(Collected data entries)
....................
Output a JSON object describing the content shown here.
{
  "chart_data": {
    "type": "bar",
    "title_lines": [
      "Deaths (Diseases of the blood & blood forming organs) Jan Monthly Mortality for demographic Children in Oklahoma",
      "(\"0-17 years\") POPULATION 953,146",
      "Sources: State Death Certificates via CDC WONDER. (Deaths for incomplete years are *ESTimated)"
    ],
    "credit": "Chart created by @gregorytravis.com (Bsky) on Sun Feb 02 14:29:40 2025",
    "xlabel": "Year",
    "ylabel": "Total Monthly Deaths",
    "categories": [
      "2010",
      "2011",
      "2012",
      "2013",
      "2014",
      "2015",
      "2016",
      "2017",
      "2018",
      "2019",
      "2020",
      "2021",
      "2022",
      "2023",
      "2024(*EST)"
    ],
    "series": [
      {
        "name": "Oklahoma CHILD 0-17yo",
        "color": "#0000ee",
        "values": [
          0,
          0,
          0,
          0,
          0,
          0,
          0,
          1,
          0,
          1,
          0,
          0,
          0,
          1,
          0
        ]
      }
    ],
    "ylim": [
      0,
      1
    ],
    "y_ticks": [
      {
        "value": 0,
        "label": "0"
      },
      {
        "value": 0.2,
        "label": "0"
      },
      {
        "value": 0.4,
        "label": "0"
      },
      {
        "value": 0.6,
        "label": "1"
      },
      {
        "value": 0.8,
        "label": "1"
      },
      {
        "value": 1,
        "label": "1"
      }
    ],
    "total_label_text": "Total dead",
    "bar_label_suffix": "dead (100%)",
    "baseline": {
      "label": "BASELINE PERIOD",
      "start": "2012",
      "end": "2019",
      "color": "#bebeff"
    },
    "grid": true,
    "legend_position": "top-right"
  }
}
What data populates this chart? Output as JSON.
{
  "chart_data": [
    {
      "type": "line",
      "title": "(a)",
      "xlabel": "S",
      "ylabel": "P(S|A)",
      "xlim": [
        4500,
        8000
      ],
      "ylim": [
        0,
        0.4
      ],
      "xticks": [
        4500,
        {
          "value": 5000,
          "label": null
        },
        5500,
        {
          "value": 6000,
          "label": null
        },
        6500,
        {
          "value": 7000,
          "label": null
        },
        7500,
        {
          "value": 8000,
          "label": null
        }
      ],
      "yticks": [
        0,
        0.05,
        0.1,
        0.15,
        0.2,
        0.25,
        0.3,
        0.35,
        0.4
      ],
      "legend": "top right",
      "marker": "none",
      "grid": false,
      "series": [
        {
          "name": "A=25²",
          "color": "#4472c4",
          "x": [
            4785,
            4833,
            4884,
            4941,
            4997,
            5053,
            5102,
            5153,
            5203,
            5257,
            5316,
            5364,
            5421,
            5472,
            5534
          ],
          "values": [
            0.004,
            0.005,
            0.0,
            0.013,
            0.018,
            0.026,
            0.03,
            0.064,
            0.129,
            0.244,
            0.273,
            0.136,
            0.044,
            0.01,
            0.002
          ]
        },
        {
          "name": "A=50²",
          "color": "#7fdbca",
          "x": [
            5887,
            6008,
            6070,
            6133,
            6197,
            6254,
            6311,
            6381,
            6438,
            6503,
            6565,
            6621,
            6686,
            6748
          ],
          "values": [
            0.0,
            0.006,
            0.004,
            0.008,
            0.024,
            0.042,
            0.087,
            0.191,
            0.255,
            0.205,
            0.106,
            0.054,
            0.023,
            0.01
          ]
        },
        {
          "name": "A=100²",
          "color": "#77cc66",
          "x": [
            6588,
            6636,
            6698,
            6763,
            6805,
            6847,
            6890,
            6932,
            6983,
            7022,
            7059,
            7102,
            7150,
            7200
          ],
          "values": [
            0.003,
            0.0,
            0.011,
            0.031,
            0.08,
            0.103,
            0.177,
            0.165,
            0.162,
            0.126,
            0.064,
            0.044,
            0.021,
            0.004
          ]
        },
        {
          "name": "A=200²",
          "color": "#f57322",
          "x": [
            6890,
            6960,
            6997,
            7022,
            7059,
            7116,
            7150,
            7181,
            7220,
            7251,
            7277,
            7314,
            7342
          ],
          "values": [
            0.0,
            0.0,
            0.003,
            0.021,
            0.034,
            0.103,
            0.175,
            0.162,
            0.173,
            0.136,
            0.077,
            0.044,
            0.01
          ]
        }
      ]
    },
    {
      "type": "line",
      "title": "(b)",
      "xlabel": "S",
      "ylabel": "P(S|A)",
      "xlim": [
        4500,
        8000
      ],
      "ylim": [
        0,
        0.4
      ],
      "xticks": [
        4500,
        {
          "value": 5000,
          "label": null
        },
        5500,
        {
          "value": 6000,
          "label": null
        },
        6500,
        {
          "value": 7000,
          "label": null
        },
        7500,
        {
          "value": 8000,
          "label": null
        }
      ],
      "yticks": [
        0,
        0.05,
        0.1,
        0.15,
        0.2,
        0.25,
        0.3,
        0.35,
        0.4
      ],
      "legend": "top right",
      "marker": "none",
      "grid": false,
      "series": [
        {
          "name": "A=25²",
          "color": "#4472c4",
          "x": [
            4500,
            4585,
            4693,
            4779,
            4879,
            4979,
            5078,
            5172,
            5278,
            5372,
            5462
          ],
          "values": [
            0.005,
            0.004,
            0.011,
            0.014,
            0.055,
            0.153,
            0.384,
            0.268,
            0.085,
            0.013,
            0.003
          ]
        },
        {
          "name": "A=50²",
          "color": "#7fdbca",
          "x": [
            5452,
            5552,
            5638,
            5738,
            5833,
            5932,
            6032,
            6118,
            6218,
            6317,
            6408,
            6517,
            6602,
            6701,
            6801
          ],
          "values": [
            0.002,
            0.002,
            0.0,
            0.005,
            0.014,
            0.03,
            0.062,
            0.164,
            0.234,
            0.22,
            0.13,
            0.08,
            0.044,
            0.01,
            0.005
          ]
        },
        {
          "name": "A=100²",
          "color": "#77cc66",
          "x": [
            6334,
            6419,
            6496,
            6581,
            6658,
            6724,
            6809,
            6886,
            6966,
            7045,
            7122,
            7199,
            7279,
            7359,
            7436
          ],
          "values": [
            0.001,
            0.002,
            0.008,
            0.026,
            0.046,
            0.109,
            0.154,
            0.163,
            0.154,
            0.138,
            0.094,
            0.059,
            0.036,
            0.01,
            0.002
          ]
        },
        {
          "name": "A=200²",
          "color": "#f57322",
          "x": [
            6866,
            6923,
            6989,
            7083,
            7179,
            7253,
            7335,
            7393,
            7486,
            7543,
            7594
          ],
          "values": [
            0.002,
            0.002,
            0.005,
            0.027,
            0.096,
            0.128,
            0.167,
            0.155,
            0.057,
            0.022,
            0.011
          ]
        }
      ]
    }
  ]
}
....................
THE TASK
Retype every record above exactly as it appears.

FULL RESPONSE
Output a JSON object describing the content shown here.
{
  "chart_data": {
    "type": "bar",
    "title_lines": [
      "Deaths (Diseases of the blood & blood forming organs) Jan Monthly Mortality for demographic Children in Oklahoma",
      "(\"0-17 years\") POPULATION 953,146",
      "Sources: State Death Certificates via CDC WONDER. (Deaths for incomplete years are *ESTimated)"
    ],
    "credit": "Chart created by @gregorytravis.com (Bsky) on Sun Feb 02 14:29:40 2025",
    "xlabel": "Year",
    "ylabel": "Total Monthly Deaths",
    "categories": [
      "2010",
      "2011",
      "2012",
      "2013",
      "2014",
      "2015",
      "2016",
      "2017",
      "2018",
      "2019",
      "2020",
      "2021",
      "2022",
      "2023",
      "2024(*EST)"
    ],
    "series": [
      {
        "name": "Oklahoma CHILD 0-17yo",
        "color": "#0000ee",
        "values": [
          0,
          0,
          0,
          0,
          0,
          0,
          0,
          1,
          0,
          1,
          0,
          0,
          0,
          1,
          0
        ]
      }
    ],
    "ylim": [
      0,
      1
    ],
    "y_ticks": [
      {
        "value": 0,
        "label": "0"
      },
      {
        "value": 0.2,
        "label": "0"
      },
      {
        "value": 0.4,
        "label": "0"
      },
      {
        "value": 0.6,
        "label": "1"
      },
      {
        "value": 0.8,
        "label": "1"
      },
      {
        "value": 1,
        "label": "1"
      }
    ],
    "total_label_text": "Total dead",
    "bar_label_suffix": "dead (100%)",
    "baseline": {
      "label": "BASELINE PERIOD",
      "start": "2012",
      "end": "2019",
      "color": "#bebeff"
    },
    "grid": true,
    "legend_position": "top-right"
  }
}
What data populates this chart? Output as JSON.
{
  "chart_data": [
    {
      "type": "line",
      "title": "(a)",
      "xlabel": "S",
      "ylabel": "P(S|A)",
      "xlim": [
        4500,
        8000
      ],
      "ylim": [
        0,
        0.4
      ],
      "xticks": [
        4500,
        {
          "value": 5000,
          "label": null
        },
        5500,
        {
          "value": 6000,
          "label": null
        },
        6500,
        {
          "value": 7000,
          "label": null
        },
        7500,
        {
          "value": 8000,
          "label": null
        }
      ],
      "yticks": [
        0,
        0.05,
        0.1,
        0.15,
        0.2,
        0.25,
        0.3,
        0.35,
        0.4
      ],
      "legend": "top right",
      "marker": "none",
      "grid": false,
      "series": [
        {
          "name": "A=25²",
          "color": "#4472c4",
          "x": [
            4785,
            4833,
            4884,
            4941,
            4997,
            5053,
            5102,
            5153,
            5203,
            5257,
            5316,
            5364,
            5421,
            5472,
            5534
          ],
          "values": [
            0.004,
            0.005,
            0.0,
            0.013,
            0.018,
            0.026,
            0.03,
            0.064,
            0.129,
            0.244,
            0.273,
            0.136,
            0.044,
            0.01,
            0.002
          ]
        },
        {
          "name": "A=50²",
          "color": "#7fdbca",
          "x": [
            5887,
            6008,
            6070,
            6133,
            6197,
            6254,
            6311,
            6381,
            6438,
            6503,
            6565,
            6621,
            6686,
            6748
          ],
          "values": [
            0.0,
            0.006,
            0.004,
            0.008,
            0.024,
            0.042,
            0.087,
            0.191,
            0.255,
            0.205,
            0.106,
            0.054,
            0.023,
            0.01
          ]
        },
        {
          "name": "A=100²",
          "color": "#77cc66",
          "x": [
            6588,
            6636,
            6698,
            6763,
            6805,
            6847,
            6890,
            6932,
            6983,
            7022,
            7059,
            7102,
            7150,
            7200
          ],
          "values": [
            0.003,
            0.0,
            0.011,
            0.031,
            0.08,
            0.103,
            0.177,
            0.165,
            0.162,
            0.126,
            0.064,
            0.044,
            0.021,
            0.004
          ]
        },
        {
          "name": "A=200²",
          "color": "#f57322",
          "x": [
            6890,
            6960,
            6997,
            7022,
            7059,
            7116,
            7150,
            7181,
            7220,
            7251,
            7277,
            7314,
            7342
          ],
          "values": [
            0.0,
            0.0,
            0.003,
            0.021,
            0.034,
            0.103,
            0.175,
            0.162,
            0.173,
            0.136,
            0.077,
            0.044,
            0.01
          ]
        }
      ]
    },
    {
      "type": "line",
      "title": "(b)",
      "xlabel": "S",
      "ylabel": "P(S|A)",
      "xlim": [
        4500,
        8000
      ],
      "ylim": [
        0,
        0.4
      ],
      "xticks": [
        4500,
        {
          "value": 5000,
          "label": null
        },
        5500,
        {
          "value": 6000,
          "label": null
        },
        6500,
        {
          "value": 7000,
          "label": null
        },
        7500,
        {
          "value": 8000,
          "label": null
        }
      ],
      "yticks": [
        0,
        0.05,
        0.1,
        0.15,
        0.2,
        0.25,
        0.3,
        0.35,
        0.4
      ],
      "legend": "top right",
      "marker": "none",
      "grid": false,
      "series": [
        {
          "name": "A=25²",
          "color": "#4472c4",
          "x": [
            4500,
            4585,
            4693,
            4779,
            4879,
            4979,
            5078,
            5172,
            5278,
            5372,
            5462
          ],
          "values": [
            0.005,
            0.004,
            0.011,
            0.014,
            0.055,
            0.153,
            0.384,
            0.268,
            0.085,
            0.013,
            0.003
          ]
        },
        {
          "name": "A=50²",
          "color": "#7fdbca",
          "x": [
            5452,
            5552,
            5638,
            5738,
            5833,
            5932,
            6032,
            6118,
            6218,
            6317,
            6408,
            6517,
            6602,
            6701,
            6801
          ],
          "values": [
            0.002,
            0.002,
            0.0,
            0.005,
            0.014,
            0.03,
            0.062,
            0.164,
            0.234,
            0.22,
            0.13,
            0.08,
            0.044,
            0.01,
            0.005
          ]
        },
        {
          "name": "A=100²",
          "color": "#77cc66",
          "x": [
            6334,
            6419,
            6496,
            6581,
            6658,
            6724,
            6809,
            6886,
            6966,
            7045,
            7122,
            7199,
            7279,
            7359,
            7436
          ],
          "values": [
            0.001,
            0.002,
            0.008,
            0.026,
            0.046,
            0.109,
            0.154,
            0.163,
            0.154,
            0.138,
            0.094,
            0.059,
            0.036,
            0.01,
            0.002
          ]
        },
        {
          "name": "A=200²",
          "color": "#f57322",
          "x": [
            6866,
            6923,
            6989,
            7083,
            7179,
            7253,
            7335,
            7393,
            7486,
            7543,
            7594
          ],
          "values": [
            0.002,
            0.002,
            0.005,
            0.027,
            0.096,
            0.128,
            0.167,
            0.155,
            0.057,
            0.022,
            0.011
          ]
        }
      ]
    }
  ]
}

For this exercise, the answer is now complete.